----- Dataset entries -----
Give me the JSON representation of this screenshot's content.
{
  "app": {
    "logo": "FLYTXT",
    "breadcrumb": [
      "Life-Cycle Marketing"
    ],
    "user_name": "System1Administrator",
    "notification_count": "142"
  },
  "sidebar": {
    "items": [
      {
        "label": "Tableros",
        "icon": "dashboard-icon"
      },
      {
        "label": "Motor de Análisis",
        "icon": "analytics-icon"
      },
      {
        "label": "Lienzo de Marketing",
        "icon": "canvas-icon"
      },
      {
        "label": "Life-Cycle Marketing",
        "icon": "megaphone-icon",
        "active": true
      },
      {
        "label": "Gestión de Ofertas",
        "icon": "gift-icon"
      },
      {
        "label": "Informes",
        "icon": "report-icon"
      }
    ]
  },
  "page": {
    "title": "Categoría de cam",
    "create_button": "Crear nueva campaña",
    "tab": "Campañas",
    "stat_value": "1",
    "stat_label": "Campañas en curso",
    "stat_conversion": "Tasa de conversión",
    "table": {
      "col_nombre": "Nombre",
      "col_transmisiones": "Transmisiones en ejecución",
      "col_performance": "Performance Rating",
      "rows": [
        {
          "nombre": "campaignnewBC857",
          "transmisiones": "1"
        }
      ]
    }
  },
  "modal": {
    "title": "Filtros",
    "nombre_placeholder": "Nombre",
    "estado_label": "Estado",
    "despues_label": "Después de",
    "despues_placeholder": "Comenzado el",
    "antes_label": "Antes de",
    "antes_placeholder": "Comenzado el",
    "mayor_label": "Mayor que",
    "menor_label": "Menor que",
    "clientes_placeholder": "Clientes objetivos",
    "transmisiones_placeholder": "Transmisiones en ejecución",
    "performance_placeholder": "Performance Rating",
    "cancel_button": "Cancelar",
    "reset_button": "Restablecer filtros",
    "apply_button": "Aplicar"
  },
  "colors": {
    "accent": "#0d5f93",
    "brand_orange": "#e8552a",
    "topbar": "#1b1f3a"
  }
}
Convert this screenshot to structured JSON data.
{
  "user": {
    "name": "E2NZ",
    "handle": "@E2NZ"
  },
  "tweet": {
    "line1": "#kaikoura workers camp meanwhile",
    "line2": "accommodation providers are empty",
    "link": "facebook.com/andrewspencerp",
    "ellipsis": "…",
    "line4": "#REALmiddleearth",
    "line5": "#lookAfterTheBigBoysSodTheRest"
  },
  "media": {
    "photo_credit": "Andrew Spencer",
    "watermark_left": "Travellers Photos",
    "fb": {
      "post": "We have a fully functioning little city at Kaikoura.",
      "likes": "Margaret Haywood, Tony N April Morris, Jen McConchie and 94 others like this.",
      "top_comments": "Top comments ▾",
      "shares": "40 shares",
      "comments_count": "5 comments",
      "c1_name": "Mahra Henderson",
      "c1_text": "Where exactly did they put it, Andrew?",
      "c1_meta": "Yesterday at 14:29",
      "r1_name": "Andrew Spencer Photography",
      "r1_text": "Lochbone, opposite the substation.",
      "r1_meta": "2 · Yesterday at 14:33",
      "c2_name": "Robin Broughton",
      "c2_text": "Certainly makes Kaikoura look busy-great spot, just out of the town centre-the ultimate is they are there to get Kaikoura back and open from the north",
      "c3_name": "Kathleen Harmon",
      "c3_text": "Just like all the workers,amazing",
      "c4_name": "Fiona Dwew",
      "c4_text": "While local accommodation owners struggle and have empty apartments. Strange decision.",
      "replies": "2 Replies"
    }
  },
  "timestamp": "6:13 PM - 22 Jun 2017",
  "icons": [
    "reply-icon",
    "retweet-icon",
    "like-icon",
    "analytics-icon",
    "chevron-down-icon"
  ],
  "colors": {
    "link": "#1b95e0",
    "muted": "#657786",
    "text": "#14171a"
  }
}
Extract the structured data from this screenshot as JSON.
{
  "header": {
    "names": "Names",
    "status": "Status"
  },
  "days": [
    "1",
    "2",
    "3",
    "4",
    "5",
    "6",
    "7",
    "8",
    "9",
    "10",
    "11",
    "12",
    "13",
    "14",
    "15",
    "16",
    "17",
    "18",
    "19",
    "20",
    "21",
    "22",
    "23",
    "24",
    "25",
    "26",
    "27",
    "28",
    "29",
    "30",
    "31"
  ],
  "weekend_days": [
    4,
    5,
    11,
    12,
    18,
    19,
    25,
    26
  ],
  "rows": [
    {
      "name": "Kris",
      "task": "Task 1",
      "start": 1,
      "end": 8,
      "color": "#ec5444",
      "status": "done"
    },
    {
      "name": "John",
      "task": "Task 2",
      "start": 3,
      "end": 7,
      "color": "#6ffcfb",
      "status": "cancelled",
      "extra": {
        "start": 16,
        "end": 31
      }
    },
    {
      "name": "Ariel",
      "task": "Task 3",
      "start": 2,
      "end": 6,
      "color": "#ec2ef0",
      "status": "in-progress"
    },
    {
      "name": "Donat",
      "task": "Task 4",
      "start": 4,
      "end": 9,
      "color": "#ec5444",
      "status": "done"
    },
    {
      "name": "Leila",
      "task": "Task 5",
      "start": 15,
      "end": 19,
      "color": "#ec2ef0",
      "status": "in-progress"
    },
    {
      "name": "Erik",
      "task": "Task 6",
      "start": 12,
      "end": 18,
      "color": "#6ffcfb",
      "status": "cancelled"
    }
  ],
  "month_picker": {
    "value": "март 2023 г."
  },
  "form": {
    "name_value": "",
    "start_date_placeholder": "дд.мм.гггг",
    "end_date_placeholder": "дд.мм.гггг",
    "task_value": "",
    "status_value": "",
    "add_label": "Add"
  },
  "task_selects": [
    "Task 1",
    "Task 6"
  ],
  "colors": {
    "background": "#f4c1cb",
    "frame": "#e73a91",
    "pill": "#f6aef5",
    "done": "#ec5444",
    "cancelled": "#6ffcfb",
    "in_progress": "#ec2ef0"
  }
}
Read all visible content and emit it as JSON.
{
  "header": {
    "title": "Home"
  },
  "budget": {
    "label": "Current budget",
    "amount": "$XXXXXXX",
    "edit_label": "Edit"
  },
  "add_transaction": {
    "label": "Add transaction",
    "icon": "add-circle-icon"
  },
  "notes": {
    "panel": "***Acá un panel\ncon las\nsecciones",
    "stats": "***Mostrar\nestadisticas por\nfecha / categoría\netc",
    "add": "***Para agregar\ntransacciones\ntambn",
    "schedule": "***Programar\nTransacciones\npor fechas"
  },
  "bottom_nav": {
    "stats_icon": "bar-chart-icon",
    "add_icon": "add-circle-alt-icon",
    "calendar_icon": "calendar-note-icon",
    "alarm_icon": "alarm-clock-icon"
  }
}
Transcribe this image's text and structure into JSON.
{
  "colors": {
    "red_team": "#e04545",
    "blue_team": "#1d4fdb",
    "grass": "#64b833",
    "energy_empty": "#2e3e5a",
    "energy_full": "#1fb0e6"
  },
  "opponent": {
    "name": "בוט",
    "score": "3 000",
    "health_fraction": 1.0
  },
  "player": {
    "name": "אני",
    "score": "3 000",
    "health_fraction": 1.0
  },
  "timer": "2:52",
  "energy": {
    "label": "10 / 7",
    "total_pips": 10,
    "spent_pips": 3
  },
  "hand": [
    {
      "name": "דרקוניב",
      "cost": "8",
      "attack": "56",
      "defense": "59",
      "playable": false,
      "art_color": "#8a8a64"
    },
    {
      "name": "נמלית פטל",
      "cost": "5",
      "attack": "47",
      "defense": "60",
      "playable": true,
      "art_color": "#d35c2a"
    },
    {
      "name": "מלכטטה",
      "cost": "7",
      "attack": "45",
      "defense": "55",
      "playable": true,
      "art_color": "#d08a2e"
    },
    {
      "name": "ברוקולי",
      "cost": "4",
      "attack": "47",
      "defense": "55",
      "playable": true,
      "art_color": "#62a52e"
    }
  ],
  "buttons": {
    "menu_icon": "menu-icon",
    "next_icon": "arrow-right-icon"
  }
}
-----
■ Given instruction ■
Repeat only the lines from the one holding "Read all visible content and emit it as JSON." through the last line of the data.

■ Final result ■
Read all visible content and emit it as JSON.
{
  "header": {
    "title": "Home"
  },
  "budget": {
    "label": "Current budget",
    "amount": "$XXXXXXX",
    "edit_label": "Edit"
  },
  "add_transaction": {
    "label": "Add transaction",
    "icon": "add-circle-icon"
  },
  "notes": {
    "panel": "***Acá un panel\ncon las\nsecciones",
    "stats": "***Mostrar\nestadisticas por\nfecha / categoría\netc",
    "add": "***Para agregar\ntransacciones\ntambn",
    "schedule": "***Programar\nTransacciones\npor fechas"
  },
  "bottom_nav": {
    "stats_icon": "bar-chart-icon",
    "add_icon": "add-circle-alt-icon",
    "calendar_icon": "calendar-note-icon",
    "alarm_icon": "alarm-clock-icon"
  }
}
Transcribe this image's text and structure into JSON.
{
  "colors": {
    "red_team": "#e04545",
    "blue_team": "#1d4fdb",
    "grass": "#64b833",
    "energy_empty": "#2e3e5a",
    "energy_full": "#1fb0e6"
  },
  "opponent": {
    "name": "בוט",
    "score": "3 000",
    "health_fraction": 1.0
  },
  "player": {
    "name": "אני",
    "score": "3 000",
    "health_fraction": 1.0
  },
  "timer": "2:52",
  "energy": {
    "label": "10 / 7",
    "total_pips": 10,
    "spent_pips": 3
  },
  "hand": [
    {
      "name": "דרקוניב",
      "cost": "8",
      "attack": "56",
      "defense": "59",
      "playable": false,
      "art_color": "#8a8a64"
    },
    {
      "name": "נמלית פטל",
      "cost": "5",
      "attack": "47",
      "defense": "60",
      "playable": true,
      "art_color": "#d35c2a"
    },
    {
      "name": "מלכטטה",
      "cost": "7",
      "attack": "45",
      "defense": "55",
      "playable": true,
      "art_color": "#d08a2e"
    },
    {
      "name": "ברוקולי",
      "cost": "4",
      "attack": "47",
      "defense": "55",
      "playable": true,
      "art_color": "#62a52e"
    }
  ],
  "buttons": {
    "menu_icon": "menu-icon",
    "next_icon": "arrow-right-icon"
  }
}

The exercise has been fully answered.